- _Exercise inputs_:
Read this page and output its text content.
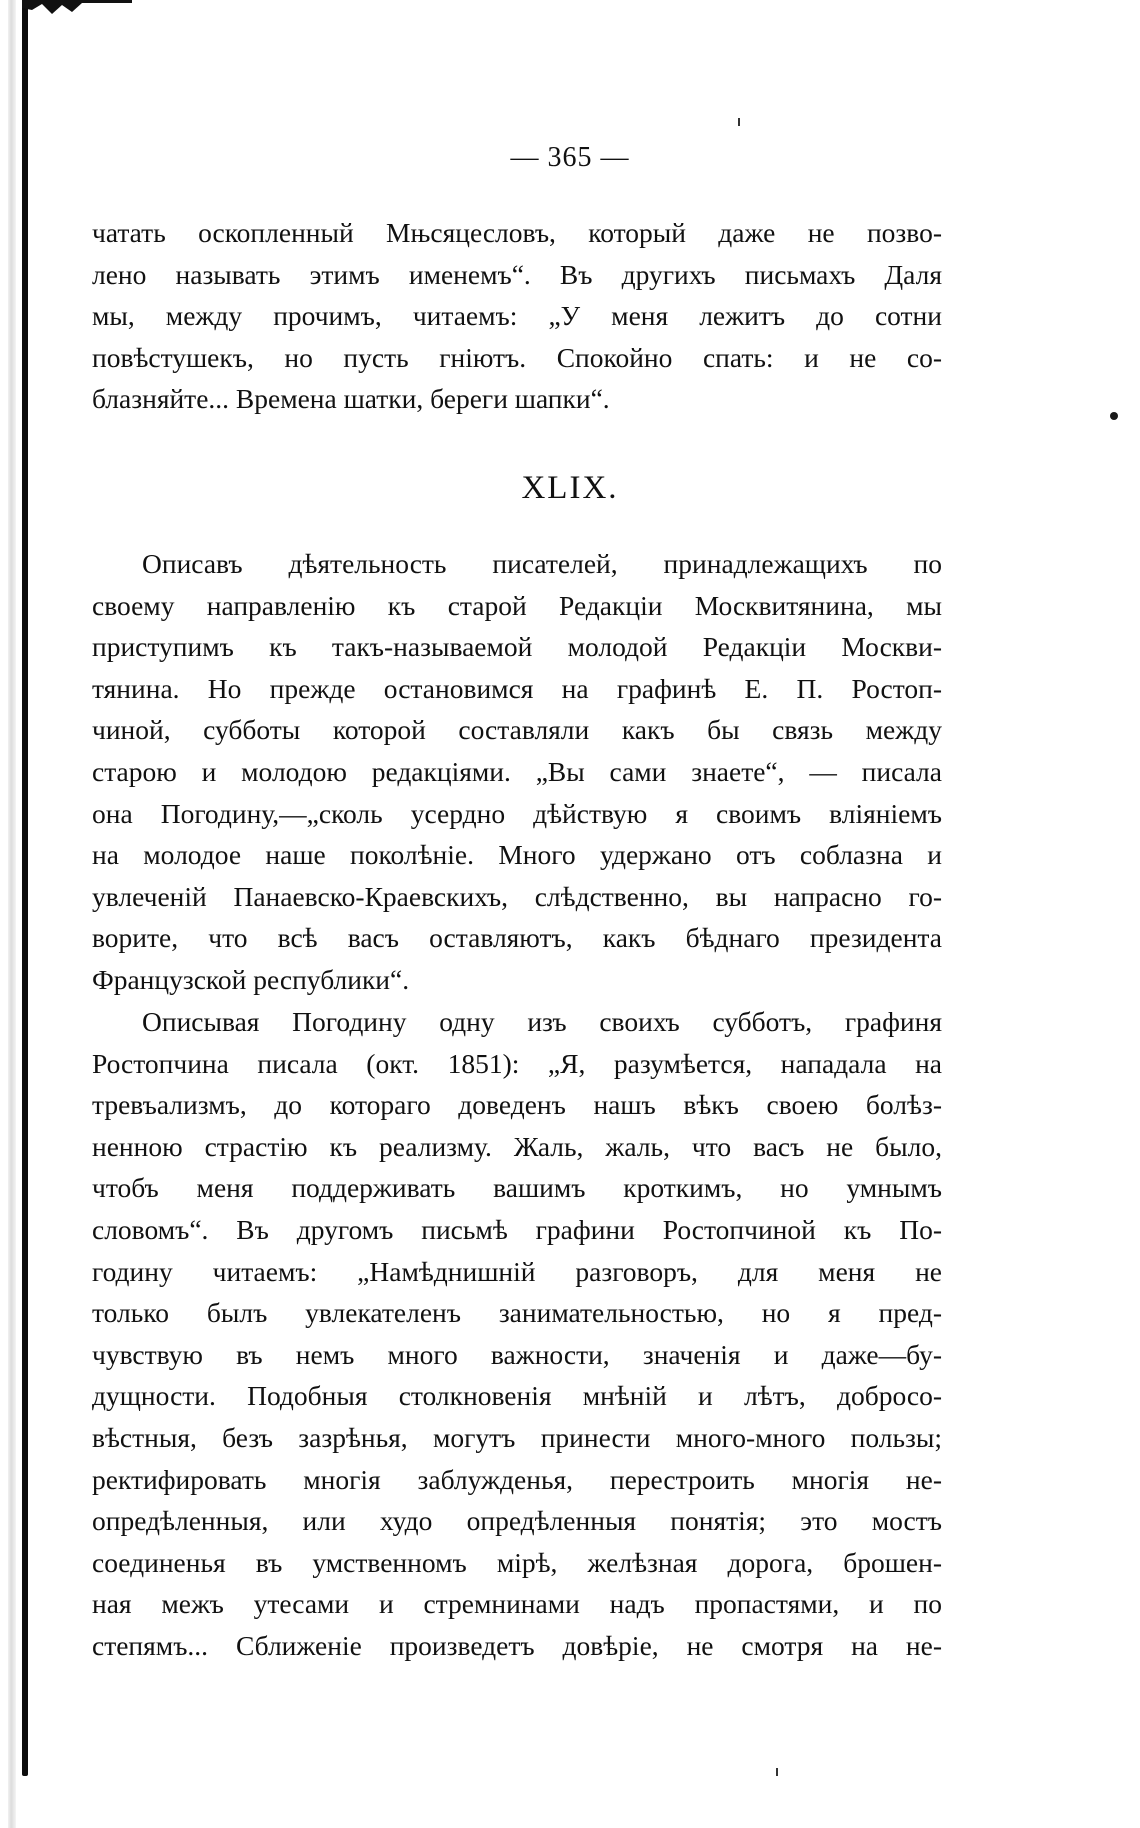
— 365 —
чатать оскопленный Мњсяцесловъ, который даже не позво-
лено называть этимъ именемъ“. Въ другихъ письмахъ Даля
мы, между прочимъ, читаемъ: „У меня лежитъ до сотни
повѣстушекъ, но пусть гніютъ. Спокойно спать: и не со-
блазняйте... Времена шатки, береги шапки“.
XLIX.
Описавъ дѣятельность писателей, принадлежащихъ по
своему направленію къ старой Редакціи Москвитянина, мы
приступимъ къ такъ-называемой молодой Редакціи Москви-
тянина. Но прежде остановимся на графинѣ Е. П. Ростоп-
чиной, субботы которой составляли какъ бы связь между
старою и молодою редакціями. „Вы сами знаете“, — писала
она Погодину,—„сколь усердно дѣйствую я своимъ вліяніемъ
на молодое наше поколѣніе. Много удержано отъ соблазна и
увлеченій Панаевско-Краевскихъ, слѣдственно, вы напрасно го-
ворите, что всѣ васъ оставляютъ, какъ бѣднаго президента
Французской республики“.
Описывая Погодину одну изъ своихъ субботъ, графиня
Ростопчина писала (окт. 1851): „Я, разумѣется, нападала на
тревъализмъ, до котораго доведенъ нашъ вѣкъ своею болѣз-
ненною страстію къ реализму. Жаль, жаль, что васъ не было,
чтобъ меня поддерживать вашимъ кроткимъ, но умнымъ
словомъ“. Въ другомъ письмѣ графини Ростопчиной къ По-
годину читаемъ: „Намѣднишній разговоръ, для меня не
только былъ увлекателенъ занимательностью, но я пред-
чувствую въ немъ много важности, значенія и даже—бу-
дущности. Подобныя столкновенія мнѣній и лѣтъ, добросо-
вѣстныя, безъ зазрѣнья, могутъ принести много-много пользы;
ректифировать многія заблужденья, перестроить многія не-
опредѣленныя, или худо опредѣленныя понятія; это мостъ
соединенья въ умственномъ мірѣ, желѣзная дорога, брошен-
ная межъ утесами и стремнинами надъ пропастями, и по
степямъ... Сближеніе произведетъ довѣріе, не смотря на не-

- _Given exercise_:
Reproduce every record above exactly, omitting the pictures.

- _Exercise output_:
Read this page and output its text content.
— 365 —
чатать оскопленный Мњсяцесловъ, который даже не позво-
лено называть этимъ именемъ“. Въ другихъ письмахъ Даля
мы, между прочимъ, читаемъ: „У меня лежитъ до сотни
повѣстушекъ, но пусть гніютъ. Спокойно спать: и не со-
блазняйте... Времена шатки, береги шапки“.
XLIX.
Описавъ дѣятельность писателей, принадлежащихъ по
своему направленію къ старой Редакціи Москвитянина, мы
приступимъ къ такъ-называемой молодой Редакціи Москви-
тянина. Но прежде остановимся на графинѣ Е. П. Ростоп-
чиной, субботы которой составляли какъ бы связь между
старою и молодою редакціями. „Вы сами знаете“, — писала
она Погодину,—„сколь усердно дѣйствую я своимъ вліяніемъ
на молодое наше поколѣніе. Много удержано отъ соблазна и
увлеченій Панаевско-Краевскихъ, слѣдственно, вы напрасно го-
ворите, что всѣ васъ оставляютъ, какъ бѣднаго президента
Французской республики“.
Описывая Погодину одну изъ своихъ субботъ, графиня
Ростопчина писала (окт. 1851): „Я, разумѣется, нападала на
тревъализмъ, до котораго доведенъ нашъ вѣкъ своею болѣз-
ненною страстію къ реализму. Жаль, жаль, что васъ не было,
чтобъ меня поддерживать вашимъ кроткимъ, но умнымъ
словомъ“. Въ другомъ письмѣ графини Ростопчиной къ По-
годину читаемъ: „Намѣднишній разговоръ, для меня не
только былъ увлекателенъ занимательностью, но я пред-
чувствую въ немъ много важности, значенія и даже—бу-
дущности. Подобныя столкновенія мнѣній и лѣтъ, добросо-
вѣстныя, безъ зазрѣнья, могутъ принести много-много пользы;
ректифировать многія заблужденья, перестроить многія не-
опредѣленныя, или худо опредѣленныя понятія; это мостъ
соединенья въ умственномъ мірѣ, желѣзная дорога, брошен-
ная межъ утесами и стремнинами надъ пропастями, и по
степямъ... Сближеніе произведетъ довѣріе, не смотря на не-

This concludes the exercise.